Can you reproduce the data beneath, keeping every line exact?

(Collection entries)
* * *
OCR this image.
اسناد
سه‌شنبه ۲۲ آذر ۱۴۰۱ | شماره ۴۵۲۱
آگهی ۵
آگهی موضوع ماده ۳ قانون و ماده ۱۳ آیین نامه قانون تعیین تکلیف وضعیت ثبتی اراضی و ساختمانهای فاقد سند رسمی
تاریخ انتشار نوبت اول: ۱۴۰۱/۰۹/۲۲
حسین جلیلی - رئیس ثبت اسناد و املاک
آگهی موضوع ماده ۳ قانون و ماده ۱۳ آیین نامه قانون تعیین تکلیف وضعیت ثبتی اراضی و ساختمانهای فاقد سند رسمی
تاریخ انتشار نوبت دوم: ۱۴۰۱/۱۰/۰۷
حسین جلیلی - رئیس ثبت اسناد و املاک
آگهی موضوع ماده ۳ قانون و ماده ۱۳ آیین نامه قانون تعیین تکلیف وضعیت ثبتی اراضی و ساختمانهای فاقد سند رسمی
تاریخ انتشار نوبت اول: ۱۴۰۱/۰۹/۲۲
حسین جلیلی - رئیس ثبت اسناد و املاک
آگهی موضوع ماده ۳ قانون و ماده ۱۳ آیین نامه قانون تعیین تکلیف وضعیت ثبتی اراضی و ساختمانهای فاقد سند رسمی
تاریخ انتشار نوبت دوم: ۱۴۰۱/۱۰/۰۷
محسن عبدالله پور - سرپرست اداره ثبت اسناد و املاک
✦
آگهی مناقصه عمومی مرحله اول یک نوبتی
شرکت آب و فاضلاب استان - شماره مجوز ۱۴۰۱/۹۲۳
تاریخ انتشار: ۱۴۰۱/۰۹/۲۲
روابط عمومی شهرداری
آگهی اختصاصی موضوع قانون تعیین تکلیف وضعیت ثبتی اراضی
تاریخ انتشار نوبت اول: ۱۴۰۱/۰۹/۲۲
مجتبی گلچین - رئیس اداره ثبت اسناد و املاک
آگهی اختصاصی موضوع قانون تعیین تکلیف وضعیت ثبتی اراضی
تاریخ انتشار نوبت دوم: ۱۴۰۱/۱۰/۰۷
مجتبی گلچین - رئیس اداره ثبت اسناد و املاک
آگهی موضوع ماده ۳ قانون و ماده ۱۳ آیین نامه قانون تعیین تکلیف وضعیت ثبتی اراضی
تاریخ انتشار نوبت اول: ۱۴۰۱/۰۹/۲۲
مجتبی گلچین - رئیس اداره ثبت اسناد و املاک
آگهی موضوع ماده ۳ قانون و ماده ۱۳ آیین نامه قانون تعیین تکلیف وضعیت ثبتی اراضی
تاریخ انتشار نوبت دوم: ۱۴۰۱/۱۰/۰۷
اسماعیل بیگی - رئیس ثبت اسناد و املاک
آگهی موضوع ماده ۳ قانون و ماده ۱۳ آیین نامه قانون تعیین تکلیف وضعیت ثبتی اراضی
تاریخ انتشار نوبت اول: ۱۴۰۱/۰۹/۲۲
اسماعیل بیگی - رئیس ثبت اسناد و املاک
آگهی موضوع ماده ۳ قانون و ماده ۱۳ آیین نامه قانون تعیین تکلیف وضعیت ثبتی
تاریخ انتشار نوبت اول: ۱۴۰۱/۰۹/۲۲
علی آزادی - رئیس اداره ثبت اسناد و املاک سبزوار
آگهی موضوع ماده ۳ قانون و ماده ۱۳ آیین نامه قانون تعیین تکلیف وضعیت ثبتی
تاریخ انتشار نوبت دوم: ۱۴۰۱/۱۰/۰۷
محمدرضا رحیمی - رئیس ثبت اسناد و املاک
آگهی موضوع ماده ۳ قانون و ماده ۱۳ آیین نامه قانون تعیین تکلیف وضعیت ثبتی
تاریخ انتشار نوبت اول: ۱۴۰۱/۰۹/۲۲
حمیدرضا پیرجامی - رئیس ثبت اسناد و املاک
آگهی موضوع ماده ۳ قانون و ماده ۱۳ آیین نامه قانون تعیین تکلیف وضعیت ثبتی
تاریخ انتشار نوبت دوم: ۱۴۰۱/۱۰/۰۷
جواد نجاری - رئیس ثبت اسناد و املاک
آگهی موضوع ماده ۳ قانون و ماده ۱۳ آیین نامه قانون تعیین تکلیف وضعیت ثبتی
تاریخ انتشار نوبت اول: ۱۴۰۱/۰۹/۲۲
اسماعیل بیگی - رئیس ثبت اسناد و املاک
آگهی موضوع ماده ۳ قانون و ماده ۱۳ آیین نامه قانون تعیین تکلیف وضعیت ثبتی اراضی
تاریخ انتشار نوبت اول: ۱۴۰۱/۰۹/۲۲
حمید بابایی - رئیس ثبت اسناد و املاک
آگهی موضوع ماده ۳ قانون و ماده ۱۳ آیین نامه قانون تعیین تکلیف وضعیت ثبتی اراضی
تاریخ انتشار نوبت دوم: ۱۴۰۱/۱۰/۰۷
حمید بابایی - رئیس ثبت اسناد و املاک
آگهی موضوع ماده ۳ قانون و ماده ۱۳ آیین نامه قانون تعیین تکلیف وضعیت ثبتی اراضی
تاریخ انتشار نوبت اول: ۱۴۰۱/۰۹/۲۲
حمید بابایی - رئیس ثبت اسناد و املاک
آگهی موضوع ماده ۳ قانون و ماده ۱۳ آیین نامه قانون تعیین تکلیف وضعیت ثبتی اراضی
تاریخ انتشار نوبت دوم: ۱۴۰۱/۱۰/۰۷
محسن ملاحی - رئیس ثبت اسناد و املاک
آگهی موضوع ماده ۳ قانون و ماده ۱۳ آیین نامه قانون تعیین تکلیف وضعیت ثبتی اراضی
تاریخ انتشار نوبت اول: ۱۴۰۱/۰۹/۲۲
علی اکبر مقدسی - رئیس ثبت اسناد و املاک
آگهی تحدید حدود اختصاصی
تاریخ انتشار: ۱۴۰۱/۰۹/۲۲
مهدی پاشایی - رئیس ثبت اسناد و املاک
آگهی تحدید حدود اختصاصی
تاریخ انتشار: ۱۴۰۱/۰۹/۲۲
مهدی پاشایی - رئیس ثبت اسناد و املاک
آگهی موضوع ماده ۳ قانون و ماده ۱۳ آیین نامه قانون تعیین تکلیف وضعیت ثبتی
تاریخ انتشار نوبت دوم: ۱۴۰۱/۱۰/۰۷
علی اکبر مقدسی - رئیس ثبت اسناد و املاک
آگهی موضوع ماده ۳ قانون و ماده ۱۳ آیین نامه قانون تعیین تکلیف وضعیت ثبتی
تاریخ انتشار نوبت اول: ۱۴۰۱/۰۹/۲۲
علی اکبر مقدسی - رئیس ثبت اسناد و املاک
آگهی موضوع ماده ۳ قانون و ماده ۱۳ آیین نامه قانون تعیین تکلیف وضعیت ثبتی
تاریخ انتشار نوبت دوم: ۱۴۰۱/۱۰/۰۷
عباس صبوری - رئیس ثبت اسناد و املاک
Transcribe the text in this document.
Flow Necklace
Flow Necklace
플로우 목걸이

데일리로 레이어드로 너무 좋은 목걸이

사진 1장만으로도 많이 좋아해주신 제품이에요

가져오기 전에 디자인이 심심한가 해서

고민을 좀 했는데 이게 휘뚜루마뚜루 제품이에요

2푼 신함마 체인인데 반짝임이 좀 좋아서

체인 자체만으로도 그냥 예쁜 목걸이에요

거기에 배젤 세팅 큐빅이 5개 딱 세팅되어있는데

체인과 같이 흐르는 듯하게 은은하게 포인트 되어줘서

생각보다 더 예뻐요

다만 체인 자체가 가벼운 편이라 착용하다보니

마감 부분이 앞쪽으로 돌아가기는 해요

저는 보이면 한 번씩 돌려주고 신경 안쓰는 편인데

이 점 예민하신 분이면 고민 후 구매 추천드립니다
* * *
FULL OUTPUT
OCR this image.
اسناد
سه‌شنبه ۲۲ آذر ۱۴۰۱ | شماره ۴۵۲۱
آگهی ۵
آگهی موضوع ماده ۳ قانون و ماده ۱۳ آیین نامه قانون تعیین تکلیف وضعیت ثبتی اراضی و ساختمانهای فاقد سند رسمی
تاریخ انتشار نوبت اول: ۱۴۰۱/۰۹/۲۲
حسین جلیلی - رئیس ثبت اسناد و املاک
آگهی موضوع ماده ۳ قانون و ماده ۱۳ آیین نامه قانون تعیین تکلیف وضعیت ثبتی اراضی و ساختمانهای فاقد سند رسمی
تاریخ انتشار نوبت دوم: ۱۴۰۱/۱۰/۰۷
حسین جلیلی - رئیس ثبت اسناد و املاک
آگهی موضوع ماده ۳ قانون و ماده ۱۳ آیین نامه قانون تعیین تکلیف وضعیت ثبتی اراضی و ساختمانهای فاقد سند رسمی
تاریخ انتشار نوبت اول: ۱۴۰۱/۰۹/۲۲
حسین جلیلی - رئیس ثبت اسناد و املاک
آگهی موضوع ماده ۳ قانون و ماده ۱۳ آیین نامه قانون تعیین تکلیف وضعیت ثبتی اراضی و ساختمانهای فاقد سند رسمی
تاریخ انتشار نوبت دوم: ۱۴۰۱/۱۰/۰۷
محسن عبدالله پور - سرپرست اداره ثبت اسناد و املاک
✦
آگهی مناقصه عمومی مرحله اول یک نوبتی
شرکت آب و فاضلاب استان - شماره مجوز ۱۴۰۱/۹۲۳
تاریخ انتشار: ۱۴۰۱/۰۹/۲۲
روابط عمومی شهرداری
آگهی اختصاصی موضوع قانون تعیین تکلیف وضعیت ثبتی اراضی
تاریخ انتشار نوبت اول: ۱۴۰۱/۰۹/۲۲
مجتبی گلچین - رئیس اداره ثبت اسناد و املاک
آگهی اختصاصی موضوع قانون تعیین تکلیف وضعیت ثبتی اراضی
تاریخ انتشار نوبت دوم: ۱۴۰۱/۱۰/۰۷
مجتبی گلچین - رئیس اداره ثبت اسناد و املاک
آگهی موضوع ماده ۳ قانون و ماده ۱۳ آیین نامه قانون تعیین تکلیف وضعیت ثبتی اراضی
تاریخ انتشار نوبت اول: ۱۴۰۱/۰۹/۲۲
مجتبی گلچین - رئیس اداره ثبت اسناد و املاک
آگهی موضوع ماده ۳ قانون و ماده ۱۳ آیین نامه قانون تعیین تکلیف وضعیت ثبتی اراضی
تاریخ انتشار نوبت دوم: ۱۴۰۱/۱۰/۰۷
اسماعیل بیگی - رئیس ثبت اسناد و املاک
آگهی موضوع ماده ۳ قانون و ماده ۱۳ آیین نامه قانون تعیین تکلیف وضعیت ثبتی اراضی
تاریخ انتشار نوبت اول: ۱۴۰۱/۰۹/۲۲
اسماعیل بیگی - رئیس ثبت اسناد و املاک
آگهی موضوع ماده ۳ قانون و ماده ۱۳ آیین نامه قانون تعیین تکلیف وضعیت ثبتی
تاریخ انتشار نوبت اول: ۱۴۰۱/۰۹/۲۲
علی آزادی - رئیس اداره ثبت اسناد و املاک سبزوار
آگهی موضوع ماده ۳ قانون و ماده ۱۳ آیین نامه قانون تعیین تکلیف وضعیت ثبتی
تاریخ انتشار نوبت دوم: ۱۴۰۱/۱۰/۰۷
محمدرضا رحیمی - رئیس ثبت اسناد و املاک
آگهی موضوع ماده ۳ قانون و ماده ۱۳ آیین نامه قانون تعیین تکلیف وضعیت ثبتی
تاریخ انتشار نوبت اول: ۱۴۰۱/۰۹/۲۲
حمیدرضا پیرجامی - رئیس ثبت اسناد و املاک
آگهی موضوع ماده ۳ قانون و ماده ۱۳ آیین نامه قانون تعیین تکلیف وضعیت ثبتی
تاریخ انتشار نوبت دوم: ۱۴۰۱/۱۰/۰۷
جواد نجاری - رئیس ثبت اسناد و املاک
آگهی موضوع ماده ۳ قانون و ماده ۱۳ آیین نامه قانون تعیین تکلیف وضعیت ثبتی
تاریخ انتشار نوبت اول: ۱۴۰۱/۰۹/۲۲
اسماعیل بیگی - رئیس ثبت اسناد و املاک
آگهی موضوع ماده ۳ قانون و ماده ۱۳ آیین نامه قانون تعیین تکلیف وضعیت ثبتی اراضی
تاریخ انتشار نوبت اول: ۱۴۰۱/۰۹/۲۲
حمید بابایی - رئیس ثبت اسناد و املاک
آگهی موضوع ماده ۳ قانون و ماده ۱۳ آیین نامه قانون تعیین تکلیف وضعیت ثبتی اراضی
تاریخ انتشار نوبت دوم: ۱۴۰۱/۱۰/۰۷
حمید بابایی - رئیس ثبت اسناد و املاک
آگهی موضوع ماده ۳ قانون و ماده ۱۳ آیین نامه قانون تعیین تکلیف وضعیت ثبتی اراضی
تاریخ انتشار نوبت اول: ۱۴۰۱/۰۹/۲۲
حمید بابایی - رئیس ثبت اسناد و املاک
آگهی موضوع ماده ۳ قانون و ماده ۱۳ آیین نامه قانون تعیین تکلیف وضعیت ثبتی اراضی
تاریخ انتشار نوبت دوم: ۱۴۰۱/۱۰/۰۷
محسن ملاحی - رئیس ثبت اسناد و املاک
آگهی موضوع ماده ۳ قانون و ماده ۱۳ آیین نامه قانون تعیین تکلیف وضعیت ثبتی اراضی
تاریخ انتشار نوبت اول: ۱۴۰۱/۰۹/۲۲
علی اکبر مقدسی - رئیس ثبت اسناد و املاک
آگهی تحدید حدود اختصاصی
تاریخ انتشار: ۱۴۰۱/۰۹/۲۲
مهدی پاشایی - رئیس ثبت اسناد و املاک
آگهی تحدید حدود اختصاصی
تاریخ انتشار: ۱۴۰۱/۰۹/۲۲
مهدی پاشایی - رئیس ثبت اسناد و املاک
آگهی موضوع ماده ۳ قانون و ماده ۱۳ آیین نامه قانون تعیین تکلیف وضعیت ثبتی
تاریخ انتشار نوبت دوم: ۱۴۰۱/۱۰/۰۷
علی اکبر مقدسی - رئیس ثبت اسناد و املاک
آگهی موضوع ماده ۳ قانون و ماده ۱۳ آیین نامه قانون تعیین تکلیف وضعیت ثبتی
تاریخ انتشار نوبت اول: ۱۴۰۱/۰۹/۲۲
علی اکبر مقدسی - رئیس ثبت اسناد و املاک
آگهی موضوع ماده ۳ قانون و ماده ۱۳ آیین نامه قانون تعیین تکلیف وضعیت ثبتی
تاریخ انتشار نوبت دوم: ۱۴۰۱/۱۰/۰۷
عباس صبوری - رئیس ثبت اسناد و املاک
Transcribe the text in this document.
Flow Necklace
Flow Necklace
플로우 목걸이

데일리로 레이어드로 너무 좋은 목걸이

사진 1장만으로도 많이 좋아해주신 제품이에요

가져오기 전에 디자인이 심심한가 해서

고민을 좀 했는데 이게 휘뚜루마뚜루 제품이에요

2푼 신함마 체인인데 반짝임이 좀 좋아서

체인 자체만으로도 그냥 예쁜 목걸이에요

거기에 배젤 세팅 큐빅이 5개 딱 세팅되어있는데

체인과 같이 흐르는 듯하게 은은하게 포인트 되어줘서

생각보다 더 예뻐요

다만 체인 자체가 가벼운 편이라 착용하다보니

마감 부분이 앞쪽으로 돌아가기는 해요

저는 보이면 한 번씩 돌려주고 신경 안쓰는 편인데

이 점 예민하신 분이면 고민 후 구매 추천드립니다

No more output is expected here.